--- START ---

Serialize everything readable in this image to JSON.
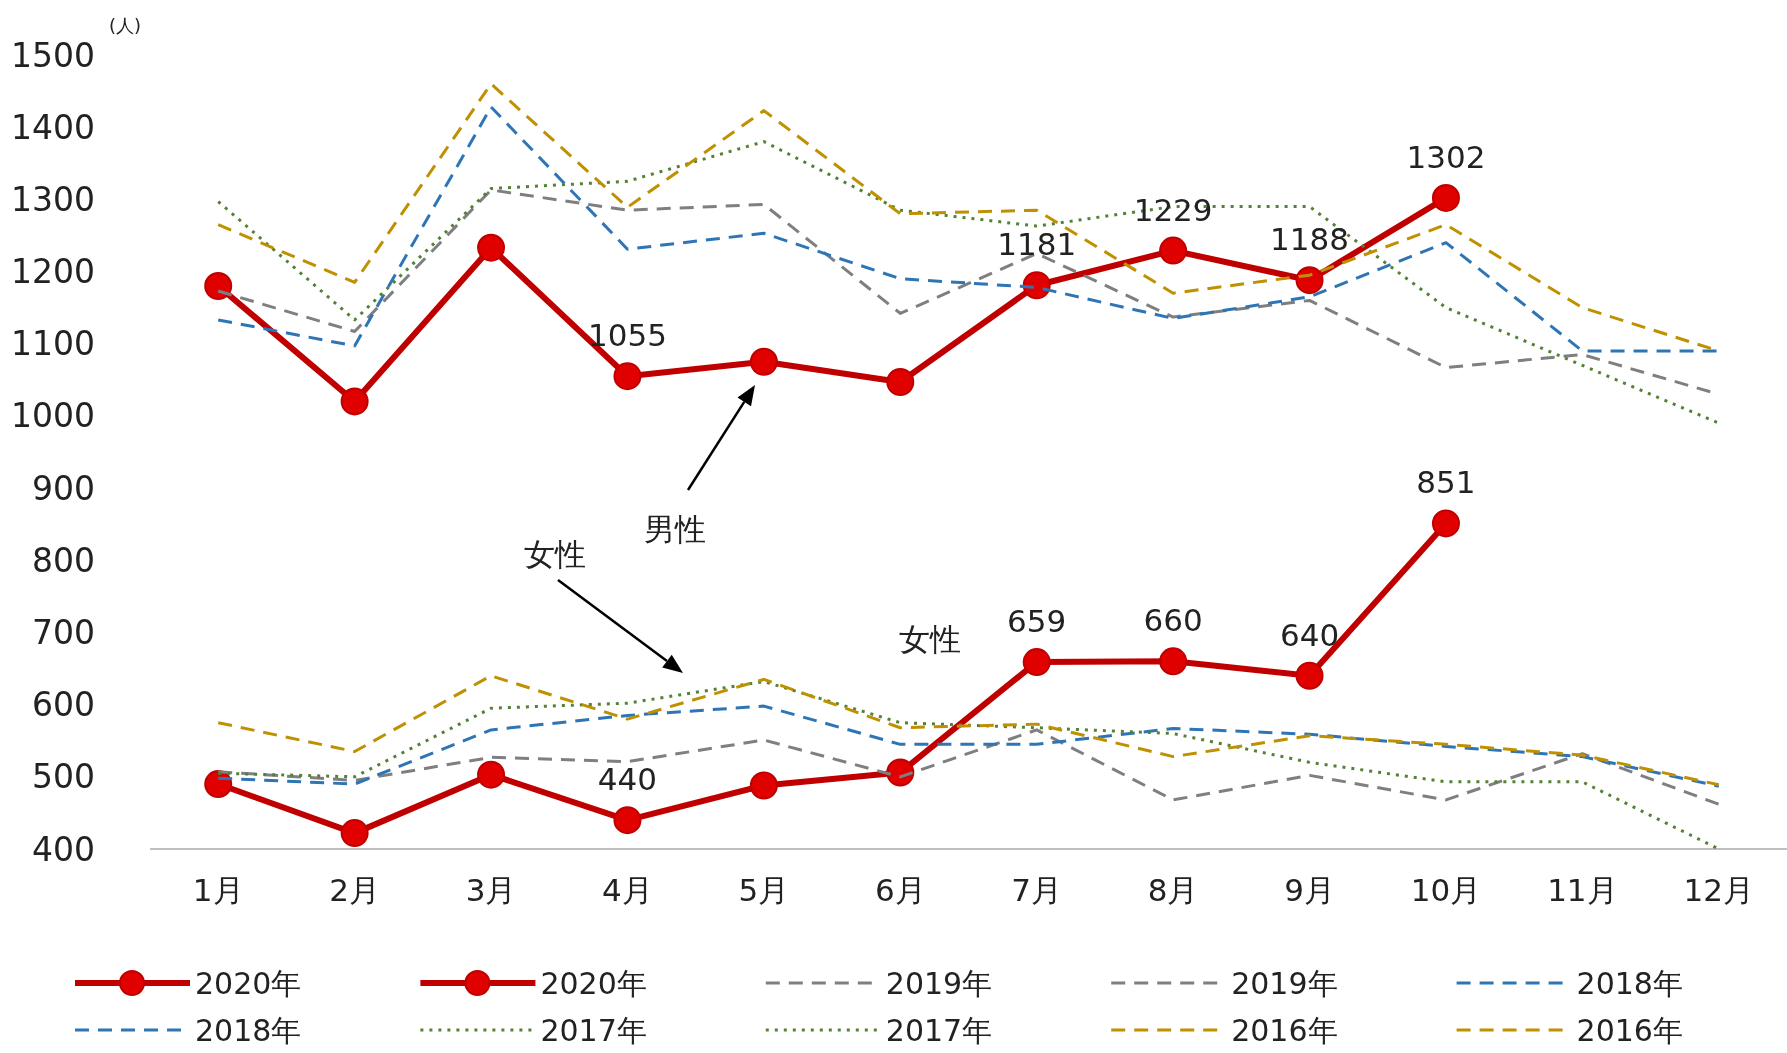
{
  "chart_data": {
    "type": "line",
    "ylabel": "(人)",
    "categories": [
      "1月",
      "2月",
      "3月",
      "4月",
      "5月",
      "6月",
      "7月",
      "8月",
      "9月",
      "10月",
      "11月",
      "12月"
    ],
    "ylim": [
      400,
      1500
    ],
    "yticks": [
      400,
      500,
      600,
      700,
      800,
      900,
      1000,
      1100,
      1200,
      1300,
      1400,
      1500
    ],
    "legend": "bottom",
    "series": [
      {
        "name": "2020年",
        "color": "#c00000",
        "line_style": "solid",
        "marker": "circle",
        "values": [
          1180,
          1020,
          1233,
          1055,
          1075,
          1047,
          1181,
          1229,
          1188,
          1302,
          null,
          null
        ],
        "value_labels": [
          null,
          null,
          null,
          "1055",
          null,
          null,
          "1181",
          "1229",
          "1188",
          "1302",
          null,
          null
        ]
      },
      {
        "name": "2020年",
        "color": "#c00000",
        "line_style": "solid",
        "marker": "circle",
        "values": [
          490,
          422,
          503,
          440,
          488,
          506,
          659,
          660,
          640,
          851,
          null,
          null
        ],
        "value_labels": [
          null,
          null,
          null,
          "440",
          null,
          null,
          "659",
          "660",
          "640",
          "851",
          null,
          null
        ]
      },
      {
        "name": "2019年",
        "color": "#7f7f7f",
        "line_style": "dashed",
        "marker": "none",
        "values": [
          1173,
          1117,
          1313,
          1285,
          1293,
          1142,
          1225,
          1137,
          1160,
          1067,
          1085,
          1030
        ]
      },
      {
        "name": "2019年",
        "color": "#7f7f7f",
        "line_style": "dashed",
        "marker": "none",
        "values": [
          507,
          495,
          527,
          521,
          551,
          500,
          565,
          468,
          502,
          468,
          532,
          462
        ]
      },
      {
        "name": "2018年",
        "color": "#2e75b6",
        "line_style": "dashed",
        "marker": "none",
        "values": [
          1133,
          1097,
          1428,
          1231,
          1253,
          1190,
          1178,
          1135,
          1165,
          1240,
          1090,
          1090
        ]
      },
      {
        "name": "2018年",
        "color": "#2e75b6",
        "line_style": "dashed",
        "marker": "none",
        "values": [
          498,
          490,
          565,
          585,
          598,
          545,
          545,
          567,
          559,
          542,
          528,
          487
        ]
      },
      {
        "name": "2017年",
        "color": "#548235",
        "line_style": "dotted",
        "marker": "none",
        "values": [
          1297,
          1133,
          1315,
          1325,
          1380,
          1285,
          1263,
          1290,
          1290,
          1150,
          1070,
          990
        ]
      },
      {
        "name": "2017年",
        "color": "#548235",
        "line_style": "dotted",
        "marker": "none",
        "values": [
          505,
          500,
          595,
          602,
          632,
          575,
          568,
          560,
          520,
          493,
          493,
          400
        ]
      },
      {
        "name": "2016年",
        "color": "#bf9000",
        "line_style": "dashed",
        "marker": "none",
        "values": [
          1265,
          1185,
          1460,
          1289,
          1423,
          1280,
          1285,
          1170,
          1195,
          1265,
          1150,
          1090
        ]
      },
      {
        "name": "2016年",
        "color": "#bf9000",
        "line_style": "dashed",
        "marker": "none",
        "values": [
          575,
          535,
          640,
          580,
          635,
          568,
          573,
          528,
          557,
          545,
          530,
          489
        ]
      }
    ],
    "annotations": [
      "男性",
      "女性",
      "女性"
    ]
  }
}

--- END ---

§ INSTRUCTIONS FOR THE TASK:
Omit every image. Quote each record exactly.

§ RESPONSE BELOW:
Serialize everything readable in this image to JSON.
{
  "chart_data": {
    "type": "line",
    "ylabel": "(人)",
    "categories": [
      "1月",
      "2月",
      "3月",
      "4月",
      "5月",
      "6月",
      "7月",
      "8月",
      "9月",
      "10月",
      "11月",
      "12月"
    ],
    "ylim": [
      400,
      1500
    ],
    "yticks": [
      400,
      500,
      600,
      700,
      800,
      900,
      1000,
      1100,
      1200,
      1300,
      1400,
      1500
    ],
    "legend": "bottom",
    "series": [
      {
        "name": "2020年",
        "color": "#c00000",
        "line_style": "solid",
        "marker": "circle",
        "values": [
          1180,
          1020,
          1233,
          1055,
          1075,
          1047,
          1181,
          1229,
          1188,
          1302,
          null,
          null
        ],
        "value_labels": [
          null,
          null,
          null,
          "1055",
          null,
          null,
          "1181",
          "1229",
          "1188",
          "1302",
          null,
          null
        ]
      },
      {
        "name": "2020年",
        "color": "#c00000",
        "line_style": "solid",
        "marker": "circle",
        "values": [
          490,
          422,
          503,
          440,
          488,
          506,
          659,
          660,
          640,
          851,
          null,
          null
        ],
        "value_labels": [
          null,
          null,
          null,
          "440",
          null,
          null,
          "659",
          "660",
          "640",
          "851",
          null,
          null
        ]
      },
      {
        "name": "2019年",
        "color": "#7f7f7f",
        "line_style": "dashed",
        "marker": "none",
        "values": [
          1173,
          1117,
          1313,
          1285,
          1293,
          1142,
          1225,
          1137,
          1160,
          1067,
          1085,
          1030
        ]
      },
      {
        "name": "2019年",
        "color": "#7f7f7f",
        "line_style": "dashed",
        "marker": "none",
        "values": [
          507,
          495,
          527,
          521,
          551,
          500,
          565,
          468,
          502,
          468,
          532,
          462
        ]
      },
      {
        "name": "2018年",
        "color": "#2e75b6",
        "line_style": "dashed",
        "marker": "none",
        "values": [
          1133,
          1097,
          1428,
          1231,
          1253,
          1190,
          1178,
          1135,
          1165,
          1240,
          1090,
          1090
        ]
      },
      {
        "name": "2018年",
        "color": "#2e75b6",
        "line_style": "dashed",
        "marker": "none",
        "values": [
          498,
          490,
          565,
          585,
          598,
          545,
          545,
          567,
          559,
          542,
          528,
          487
        ]
      },
      {
        "name": "2017年",
        "color": "#548235",
        "line_style": "dotted",
        "marker": "none",
        "values": [
          1297,
          1133,
          1315,
          1325,
          1380,
          1285,
          1263,
          1290,
          1290,
          1150,
          1070,
          990
        ]
      },
      {
        "name": "2017年",
        "color": "#548235",
        "line_style": "dotted",
        "marker": "none",
        "values": [
          505,
          500,
          595,
          602,
          632,
          575,
          568,
          560,
          520,
          493,
          493,
          400
        ]
      },
      {
        "name": "2016年",
        "color": "#bf9000",
        "line_style": "dashed",
        "marker": "none",
        "values": [
          1265,
          1185,
          1460,
          1289,
          1423,
          1280,
          1285,
          1170,
          1195,
          1265,
          1150,
          1090
        ]
      },
      {
        "name": "2016年",
        "color": "#bf9000",
        "line_style": "dashed",
        "marker": "none",
        "values": [
          575,
          535,
          640,
          580,
          635,
          568,
          573,
          528,
          557,
          545,
          530,
          489
        ]
      }
    ],
    "annotations": [
      "男性",
      "女性",
      "女性"
    ]
  }
}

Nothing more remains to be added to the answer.